▶ _Given instruction_:
Transcribe each of the records below exactly, excluding all pictures.

▶ _Input data_:
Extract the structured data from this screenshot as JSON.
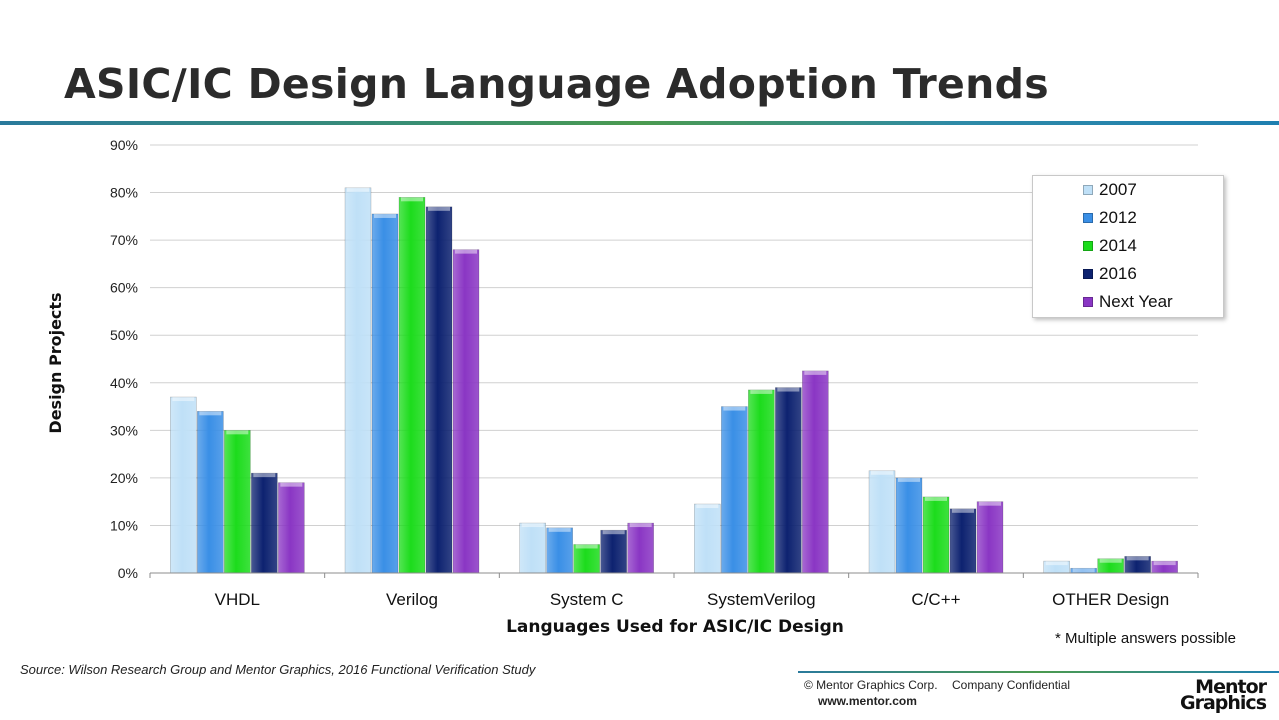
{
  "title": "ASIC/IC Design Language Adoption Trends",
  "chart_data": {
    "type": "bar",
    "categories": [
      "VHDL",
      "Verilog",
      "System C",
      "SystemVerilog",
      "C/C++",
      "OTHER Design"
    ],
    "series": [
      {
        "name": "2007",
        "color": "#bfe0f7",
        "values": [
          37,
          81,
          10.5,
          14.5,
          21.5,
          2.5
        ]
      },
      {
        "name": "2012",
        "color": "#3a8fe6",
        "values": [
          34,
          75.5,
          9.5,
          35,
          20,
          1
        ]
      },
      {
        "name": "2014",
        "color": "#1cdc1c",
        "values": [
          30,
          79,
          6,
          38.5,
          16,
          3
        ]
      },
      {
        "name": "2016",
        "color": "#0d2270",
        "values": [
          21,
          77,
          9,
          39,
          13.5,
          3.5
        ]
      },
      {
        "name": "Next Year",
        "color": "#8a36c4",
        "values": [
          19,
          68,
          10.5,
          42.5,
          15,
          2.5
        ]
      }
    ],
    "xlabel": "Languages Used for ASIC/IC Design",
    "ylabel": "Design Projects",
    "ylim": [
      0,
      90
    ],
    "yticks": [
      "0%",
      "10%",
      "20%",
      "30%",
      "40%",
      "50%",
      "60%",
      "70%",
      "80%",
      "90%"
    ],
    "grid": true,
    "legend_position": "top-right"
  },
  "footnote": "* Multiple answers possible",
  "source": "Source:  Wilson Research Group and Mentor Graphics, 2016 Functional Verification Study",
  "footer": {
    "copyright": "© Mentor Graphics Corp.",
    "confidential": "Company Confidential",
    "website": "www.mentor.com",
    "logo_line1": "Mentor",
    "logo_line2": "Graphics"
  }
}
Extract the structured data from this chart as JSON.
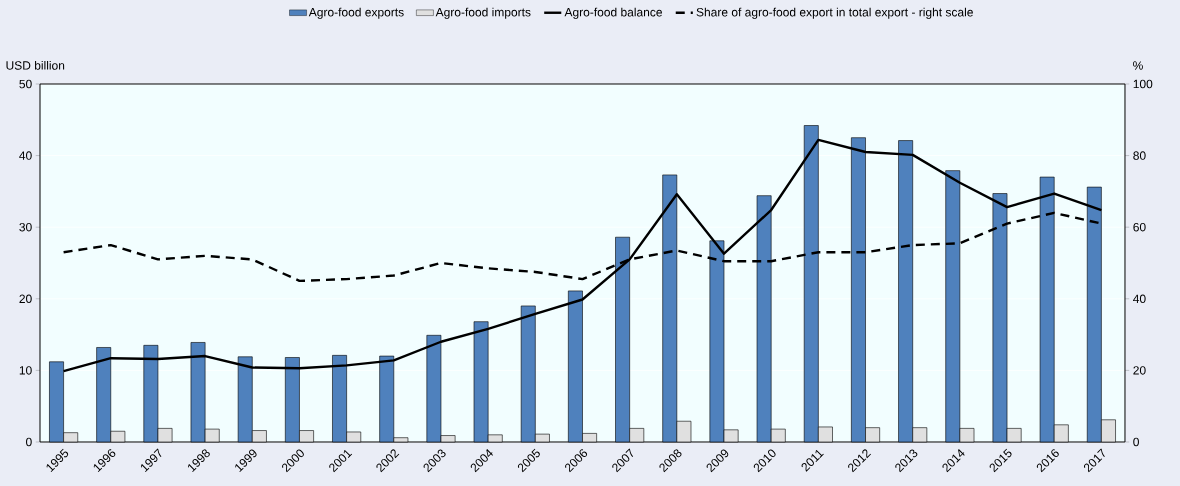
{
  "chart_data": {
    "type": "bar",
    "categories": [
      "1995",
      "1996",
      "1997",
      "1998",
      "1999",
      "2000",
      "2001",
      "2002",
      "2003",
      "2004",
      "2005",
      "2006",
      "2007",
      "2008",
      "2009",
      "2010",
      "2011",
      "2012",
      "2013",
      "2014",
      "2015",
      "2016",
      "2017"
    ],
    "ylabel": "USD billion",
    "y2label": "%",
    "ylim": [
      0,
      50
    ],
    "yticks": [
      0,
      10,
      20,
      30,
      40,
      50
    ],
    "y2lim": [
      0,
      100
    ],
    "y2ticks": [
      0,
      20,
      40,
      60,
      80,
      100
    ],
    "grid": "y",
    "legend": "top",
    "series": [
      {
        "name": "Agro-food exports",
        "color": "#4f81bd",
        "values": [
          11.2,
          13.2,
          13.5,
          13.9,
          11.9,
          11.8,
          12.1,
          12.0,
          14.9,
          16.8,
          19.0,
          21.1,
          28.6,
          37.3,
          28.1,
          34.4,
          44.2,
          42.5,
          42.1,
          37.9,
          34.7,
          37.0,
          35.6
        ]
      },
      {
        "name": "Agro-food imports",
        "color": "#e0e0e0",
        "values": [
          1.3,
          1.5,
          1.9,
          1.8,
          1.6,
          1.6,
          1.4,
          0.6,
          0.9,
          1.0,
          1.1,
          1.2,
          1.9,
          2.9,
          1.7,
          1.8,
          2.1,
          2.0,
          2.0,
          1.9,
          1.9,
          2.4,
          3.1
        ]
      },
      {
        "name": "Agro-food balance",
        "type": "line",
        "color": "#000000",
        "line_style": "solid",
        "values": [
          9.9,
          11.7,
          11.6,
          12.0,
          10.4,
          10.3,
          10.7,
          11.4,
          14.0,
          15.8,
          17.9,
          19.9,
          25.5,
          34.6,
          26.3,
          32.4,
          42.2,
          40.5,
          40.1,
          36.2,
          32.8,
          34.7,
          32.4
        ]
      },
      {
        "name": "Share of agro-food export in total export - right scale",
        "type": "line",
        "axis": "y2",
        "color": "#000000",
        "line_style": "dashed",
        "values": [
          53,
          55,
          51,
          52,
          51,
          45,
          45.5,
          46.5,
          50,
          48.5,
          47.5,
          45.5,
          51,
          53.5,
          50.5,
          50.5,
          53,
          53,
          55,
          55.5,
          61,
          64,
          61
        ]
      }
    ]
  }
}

▶ _Written solution_:
Extract the structured data from this screenshot as JSON.
{
  "title": "ASIC/IC Design Language Adoption Trends",
  "chart_data": {
    "type": "bar",
    "categories": [
      "VHDL",
      "Verilog",
      "System C",
      "SystemVerilog",
      "C/C++",
      "OTHER Design"
    ],
    "series": [
      {
        "name": "2007",
        "color": "#bfe0f7",
        "values": [
          37,
          81,
          10.5,
          14.5,
          21.5,
          2.5
        ]
      },
      {
        "name": "2012",
        "color": "#3a8fe6",
        "values": [
          34,
          75.5,
          9.5,
          35,
          20,
          1
        ]
      },
      {
        "name": "2014",
        "color": "#1cdc1c",
        "values": [
          30,
          79,
          6,
          38.5,
          16,
          3
        ]
      },
      {
        "name": "2016",
        "color": "#0d2270",
        "values": [
          21,
          77,
          9,
          39,
          13.5,
          3.5
        ]
      },
      {
        "name": "Next Year",
        "color": "#8a36c4",
        "values": [
          19,
          68,
          10.5,
          42.5,
          15,
          2.5
        ]
      }
    ],
    "xlabel": "Languages Used for ASIC/IC Design",
    "ylabel": "Design Projects",
    "ylim": [
      0,
      90
    ],
    "yticks": [
      "0%",
      "10%",
      "20%",
      "30%",
      "40%",
      "50%",
      "60%",
      "70%",
      "80%",
      "90%"
    ],
    "grid": true,
    "legend_position": "top-right"
  },
  "footnote": "* Multiple answers possible",
  "source": "Source:  Wilson Research Group and Mentor Graphics, 2016 Functional Verification Study",
  "footer": {
    "copyright": "© Mentor Graphics Corp.",
    "confidential": "Company Confidential",
    "website": "www.mentor.com",
    "logo_line1": "Mentor",
    "logo_line2": "Graphics"
  }
}
Extract the structured data from this chart as JSON.
{
  "chart_data": {
    "type": "bar",
    "categories": [
      "1995",
      "1996",
      "1997",
      "1998",
      "1999",
      "2000",
      "2001",
      "2002",
      "2003",
      "2004",
      "2005",
      "2006",
      "2007",
      "2008",
      "2009",
      "2010",
      "2011",
      "2012",
      "2013",
      "2014",
      "2015",
      "2016",
      "2017"
    ],
    "ylabel": "USD billion",
    "y2label": "%",
    "ylim": [
      0,
      50
    ],
    "yticks": [
      0,
      10,
      20,
      30,
      40,
      50
    ],
    "y2lim": [
      0,
      100
    ],
    "y2ticks": [
      0,
      20,
      40,
      60,
      80,
      100
    ],
    "grid": "y",
    "legend": "top",
    "series": [
      {
        "name": "Agro-food exports",
        "color": "#4f81bd",
        "values": [
          11.2,
          13.2,
          13.5,
          13.9,
          11.9,
          11.8,
          12.1,
          12.0,
          14.9,
          16.8,
          19.0,
          21.1,
          28.6,
          37.3,
          28.1,
          34.4,
          44.2,
          42.5,
          42.1,
          37.9,
          34.7,
          37.0,
          35.6
        ]
      },
      {
        "name": "Agro-food imports",
        "color": "#e0e0e0",
        "values": [
          1.3,
          1.5,
          1.9,
          1.8,
          1.6,
          1.6,
          1.4,
          0.6,
          0.9,
          1.0,
          1.1,
          1.2,
          1.9,
          2.9,
          1.7,
          1.8,
          2.1,
          2.0,
          2.0,
          1.9,
          1.9,
          2.4,
          3.1
        ]
      },
      {
        "name": "Agro-food balance",
        "type": "line",
        "color": "#000000",
        "line_style": "solid",
        "values": [
          9.9,
          11.7,
          11.6,
          12.0,
          10.4,
          10.3,
          10.7,
          11.4,
          14.0,
          15.8,
          17.9,
          19.9,
          25.5,
          34.6,
          26.3,
          32.4,
          42.2,
          40.5,
          40.1,
          36.2,
          32.8,
          34.7,
          32.4
        ]
      },
      {
        "name": "Share of agro-food export in total export - right scale",
        "type": "line",
        "axis": "y2",
        "color": "#000000",
        "line_style": "dashed",
        "values": [
          53,
          55,
          51,
          52,
          51,
          45,
          45.5,
          46.5,
          50,
          48.5,
          47.5,
          45.5,
          51,
          53.5,
          50.5,
          50.5,
          53,
          53,
          55,
          55.5,
          61,
          64,
          61
        ]
      }
    ]
  }
}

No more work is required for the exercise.